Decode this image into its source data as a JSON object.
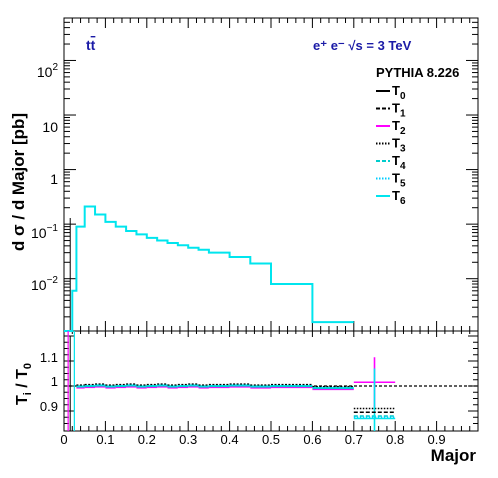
{
  "chart_data": [
    {
      "type": "line",
      "title": "",
      "xlabel": "Major",
      "ylabel": "d σ / d Major [pb]",
      "yscale": "log",
      "xlim": [
        0,
        1
      ],
      "ylim": [
        0.0011,
        600
      ],
      "xticks": [
        "0",
        "0.1",
        "0.2",
        "0.3",
        "0.4",
        "0.5",
        "0.6",
        "0.7",
        "0.8",
        "0.9"
      ],
      "yticks": [
        {
          "base": "10",
          "exp": "2",
          "value": 100
        },
        {
          "base": "10",
          "exp": "",
          "value": 10
        },
        {
          "base": "1",
          "exp": "",
          "value": 1
        },
        {
          "base": "10",
          "exp": "−1",
          "value": 0.1
        },
        {
          "base": "10",
          "exp": "−2",
          "value": 0.01
        }
      ],
      "annotations": {
        "process": "tt̄",
        "beam": "e⁺ e⁻  √s = 3 TeV",
        "generator": "PYTHIA 8.226"
      },
      "legend": {
        "placement": "top-right",
        "entries": [
          {
            "main": "T",
            "sub": "0",
            "color": "#000000",
            "style": "solid"
          },
          {
            "main": "T",
            "sub": "1",
            "color": "#000000",
            "style": "dashed"
          },
          {
            "main": "T",
            "sub": "2",
            "color": "#ff00ff",
            "style": "solid"
          },
          {
            "main": "T",
            "sub": "3",
            "color": "#000000",
            "style": "dotted"
          },
          {
            "main": "T",
            "sub": "4",
            "color": "#00cccc",
            "style": "dashed"
          },
          {
            "main": "T",
            "sub": "5",
            "color": "#00ccff",
            "style": "dotted"
          },
          {
            "main": "T",
            "sub": "6",
            "color": "#00e5ee",
            "style": "solid"
          }
        ]
      },
      "bins": [
        {
          "x0": 0.0,
          "x1": 0.01,
          "y": 0.0
        },
        {
          "x0": 0.01,
          "x1": 0.02,
          "y": 0.0
        },
        {
          "x0": 0.02,
          "x1": 0.03,
          "y": 0.006
        },
        {
          "x0": 0.03,
          "x1": 0.05,
          "y": 0.09
        },
        {
          "x0": 0.05,
          "x1": 0.075,
          "y": 0.21
        },
        {
          "x0": 0.075,
          "x1": 0.1,
          "y": 0.15
        },
        {
          "x0": 0.1,
          "x1": 0.125,
          "y": 0.11
        },
        {
          "x0": 0.125,
          "x1": 0.15,
          "y": 0.09
        },
        {
          "x0": 0.15,
          "x1": 0.175,
          "y": 0.075
        },
        {
          "x0": 0.175,
          "x1": 0.2,
          "y": 0.065
        },
        {
          "x0": 0.2,
          "x1": 0.225,
          "y": 0.056
        },
        {
          "x0": 0.225,
          "x1": 0.25,
          "y": 0.05
        },
        {
          "x0": 0.25,
          "x1": 0.275,
          "y": 0.045
        },
        {
          "x0": 0.275,
          "x1": 0.3,
          "y": 0.041
        },
        {
          "x0": 0.3,
          "x1": 0.325,
          "y": 0.037
        },
        {
          "x0": 0.325,
          "x1": 0.35,
          "y": 0.034
        },
        {
          "x0": 0.35,
          "x1": 0.4,
          "y": 0.03
        },
        {
          "x0": 0.4,
          "x1": 0.45,
          "y": 0.025
        },
        {
          "x0": 0.45,
          "x1": 0.5,
          "y": 0.019
        },
        {
          "x0": 0.5,
          "x1": 0.6,
          "y": 0.008
        },
        {
          "x0": 0.6,
          "x1": 0.7,
          "y": 0.0016
        }
      ],
      "series_color": "#00e5ee",
      "grid": false
    },
    {
      "type": "line",
      "title": "",
      "xlabel": "Major",
      "ylabel": "Tᵢ / T₀",
      "ylabel_main": "T",
      "ylabel_sub": "i",
      "ylabel_rest": " / T",
      "ylabel_sub2": "0",
      "xlim": [
        0,
        1
      ],
      "ylim": [
        0.82,
        1.22
      ],
      "xticks": [
        "0",
        "0.1",
        "0.2",
        "0.3",
        "0.4",
        "0.5",
        "0.6",
        "0.7",
        "0.8",
        "0.9"
      ],
      "yticks": [
        "0.9",
        "1",
        "1.1"
      ],
      "reference_line": 1,
      "series": [
        {
          "name": "T2",
          "color": "#ff00ff",
          "style": "solid",
          "values": [
            [
              0.75,
              1.015,
              0.1
            ]
          ]
        },
        {
          "name": "T3",
          "color": "#000000",
          "style": "dotted",
          "values": [
            [
              0.75,
              0.91,
              0
            ]
          ]
        },
        {
          "name": "T4",
          "color": "#00cccc",
          "style": "dashed",
          "values": [
            [
              0.75,
              0.88,
              0
            ]
          ]
        },
        {
          "name": "T5",
          "color": "#00ccff",
          "style": "dotted",
          "values": [
            [
              0.75,
              0.875,
              0
            ]
          ]
        },
        {
          "name": "T6",
          "color": "#00e5ee",
          "style": "solid",
          "values": [
            [
              0.75,
              0.87,
              0.2
            ]
          ]
        },
        {
          "name": "T1",
          "color": "#000000",
          "style": "dashed",
          "values": [
            [
              0.75,
              0.895,
              0
            ]
          ]
        }
      ],
      "ratio_band": {
        "x0": 0.03,
        "x1": 0.7,
        "low": 0.975,
        "high": 1.01
      }
    }
  ]
}
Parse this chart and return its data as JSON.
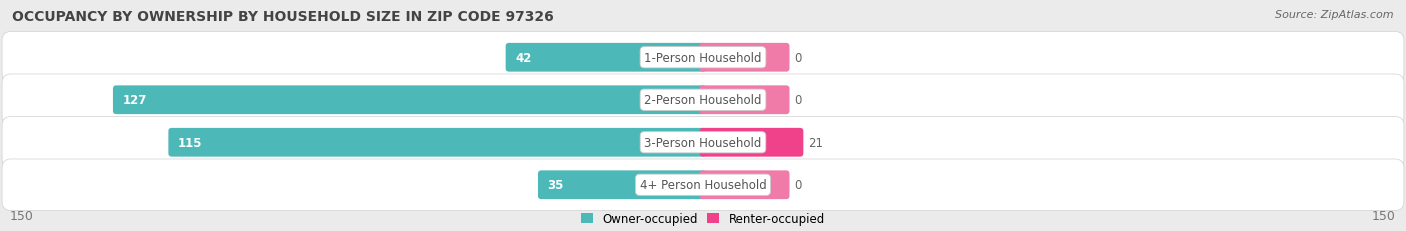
{
  "title": "OCCUPANCY BY OWNERSHIP BY HOUSEHOLD SIZE IN ZIP CODE 97326",
  "source": "Source: ZipAtlas.com",
  "categories": [
    "1-Person Household",
    "2-Person Household",
    "3-Person Household",
    "4+ Person Household"
  ],
  "owner_values": [
    42,
    127,
    115,
    35
  ],
  "renter_values": [
    0,
    0,
    21,
    0
  ],
  "owner_color": "#4db8b8",
  "renter_color": "#f07aa8",
  "renter_color_bright": "#f0428a",
  "axis_limit": 150,
  "bg_color": "#ebebeb",
  "row_bg_color": "#f8f8f8",
  "label_color": "#666666",
  "title_color": "#444444",
  "value_label_fontsize": 8.5,
  "cat_label_fontsize": 8.5,
  "title_fontsize": 10,
  "source_fontsize": 8,
  "legend_fontsize": 8.5,
  "tick_fontsize": 9,
  "renter_stub_value": 18
}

# # # # #

> _Aim_:
Write out all the entries word for word, but skip any images.

> _Output of the task_:
Decode this image into its source data as a JSON object.
{
  "chart_data": [
    {
      "type": "line",
      "title": "",
      "xlabel": "Major",
      "ylabel": "d σ / d Major [pb]",
      "yscale": "log",
      "xlim": [
        0,
        1
      ],
      "ylim": [
        0.0011,
        600
      ],
      "xticks": [
        "0",
        "0.1",
        "0.2",
        "0.3",
        "0.4",
        "0.5",
        "0.6",
        "0.7",
        "0.8",
        "0.9"
      ],
      "yticks": [
        {
          "base": "10",
          "exp": "2",
          "value": 100
        },
        {
          "base": "10",
          "exp": "",
          "value": 10
        },
        {
          "base": "1",
          "exp": "",
          "value": 1
        },
        {
          "base": "10",
          "exp": "−1",
          "value": 0.1
        },
        {
          "base": "10",
          "exp": "−2",
          "value": 0.01
        }
      ],
      "annotations": {
        "process": "tt̄",
        "beam": "e⁺ e⁻  √s = 3 TeV",
        "generator": "PYTHIA 8.226"
      },
      "legend": {
        "placement": "top-right",
        "entries": [
          {
            "main": "T",
            "sub": "0",
            "color": "#000000",
            "style": "solid"
          },
          {
            "main": "T",
            "sub": "1",
            "color": "#000000",
            "style": "dashed"
          },
          {
            "main": "T",
            "sub": "2",
            "color": "#ff00ff",
            "style": "solid"
          },
          {
            "main": "T",
            "sub": "3",
            "color": "#000000",
            "style": "dotted"
          },
          {
            "main": "T",
            "sub": "4",
            "color": "#00cccc",
            "style": "dashed"
          },
          {
            "main": "T",
            "sub": "5",
            "color": "#00ccff",
            "style": "dotted"
          },
          {
            "main": "T",
            "sub": "6",
            "color": "#00e5ee",
            "style": "solid"
          }
        ]
      },
      "bins": [
        {
          "x0": 0.0,
          "x1": 0.01,
          "y": 0.0
        },
        {
          "x0": 0.01,
          "x1": 0.02,
          "y": 0.0
        },
        {
          "x0": 0.02,
          "x1": 0.03,
          "y": 0.006
        },
        {
          "x0": 0.03,
          "x1": 0.05,
          "y": 0.09
        },
        {
          "x0": 0.05,
          "x1": 0.075,
          "y": 0.21
        },
        {
          "x0": 0.075,
          "x1": 0.1,
          "y": 0.15
        },
        {
          "x0": 0.1,
          "x1": 0.125,
          "y": 0.11
        },
        {
          "x0": 0.125,
          "x1": 0.15,
          "y": 0.09
        },
        {
          "x0": 0.15,
          "x1": 0.175,
          "y": 0.075
        },
        {
          "x0": 0.175,
          "x1": 0.2,
          "y": 0.065
        },
        {
          "x0": 0.2,
          "x1": 0.225,
          "y": 0.056
        },
        {
          "x0": 0.225,
          "x1": 0.25,
          "y": 0.05
        },
        {
          "x0": 0.25,
          "x1": 0.275,
          "y": 0.045
        },
        {
          "x0": 0.275,
          "x1": 0.3,
          "y": 0.041
        },
        {
          "x0": 0.3,
          "x1": 0.325,
          "y": 0.037
        },
        {
          "x0": 0.325,
          "x1": 0.35,
          "y": 0.034
        },
        {
          "x0": 0.35,
          "x1": 0.4,
          "y": 0.03
        },
        {
          "x0": 0.4,
          "x1": 0.45,
          "y": 0.025
        },
        {
          "x0": 0.45,
          "x1": 0.5,
          "y": 0.019
        },
        {
          "x0": 0.5,
          "x1": 0.6,
          "y": 0.008
        },
        {
          "x0": 0.6,
          "x1": 0.7,
          "y": 0.0016
        }
      ],
      "series_color": "#00e5ee",
      "grid": false
    },
    {
      "type": "line",
      "title": "",
      "xlabel": "Major",
      "ylabel": "Tᵢ / T₀",
      "ylabel_main": "T",
      "ylabel_sub": "i",
      "ylabel_rest": " / T",
      "ylabel_sub2": "0",
      "xlim": [
        0,
        1
      ],
      "ylim": [
        0.82,
        1.22
      ],
      "xticks": [
        "0",
        "0.1",
        "0.2",
        "0.3",
        "0.4",
        "0.5",
        "0.6",
        "0.7",
        "0.8",
        "0.9"
      ],
      "yticks": [
        "0.9",
        "1",
        "1.1"
      ],
      "reference_line": 1,
      "series": [
        {
          "name": "T2",
          "color": "#ff00ff",
          "style": "solid",
          "values": [
            [
              0.75,
              1.015,
              0.1
            ]
          ]
        },
        {
          "name": "T3",
          "color": "#000000",
          "style": "dotted",
          "values": [
            [
              0.75,
              0.91,
              0
            ]
          ]
        },
        {
          "name": "T4",
          "color": "#00cccc",
          "style": "dashed",
          "values": [
            [
              0.75,
              0.88,
              0
            ]
          ]
        },
        {
          "name": "T5",
          "color": "#00ccff",
          "style": "dotted",
          "values": [
            [
              0.75,
              0.875,
              0
            ]
          ]
        },
        {
          "name": "T6",
          "color": "#00e5ee",
          "style": "solid",
          "values": [
            [
              0.75,
              0.87,
              0.2
            ]
          ]
        },
        {
          "name": "T1",
          "color": "#000000",
          "style": "dashed",
          "values": [
            [
              0.75,
              0.895,
              0
            ]
          ]
        }
      ],
      "ratio_band": {
        "x0": 0.03,
        "x1": 0.7,
        "low": 0.975,
        "high": 1.01
      }
    }
  ]
}
Parse this chart and return its data as JSON.
{
  "title": "OCCUPANCY BY OWNERSHIP BY HOUSEHOLD SIZE IN ZIP CODE 97326",
  "source": "Source: ZipAtlas.com",
  "categories": [
    "1-Person Household",
    "2-Person Household",
    "3-Person Household",
    "4+ Person Household"
  ],
  "owner_values": [
    42,
    127,
    115,
    35
  ],
  "renter_values": [
    0,
    0,
    21,
    0
  ],
  "owner_color": "#4db8b8",
  "renter_color": "#f07aa8",
  "renter_color_bright": "#f0428a",
  "axis_limit": 150,
  "bg_color": "#ebebeb",
  "row_bg_color": "#f8f8f8",
  "label_color": "#666666",
  "title_color": "#444444",
  "value_label_fontsize": 8.5,
  "cat_label_fontsize": 8.5,
  "title_fontsize": 10,
  "source_fontsize": 8,
  "legend_fontsize": 8.5,
  "tick_fontsize": 9,
  "renter_stub_value": 18
}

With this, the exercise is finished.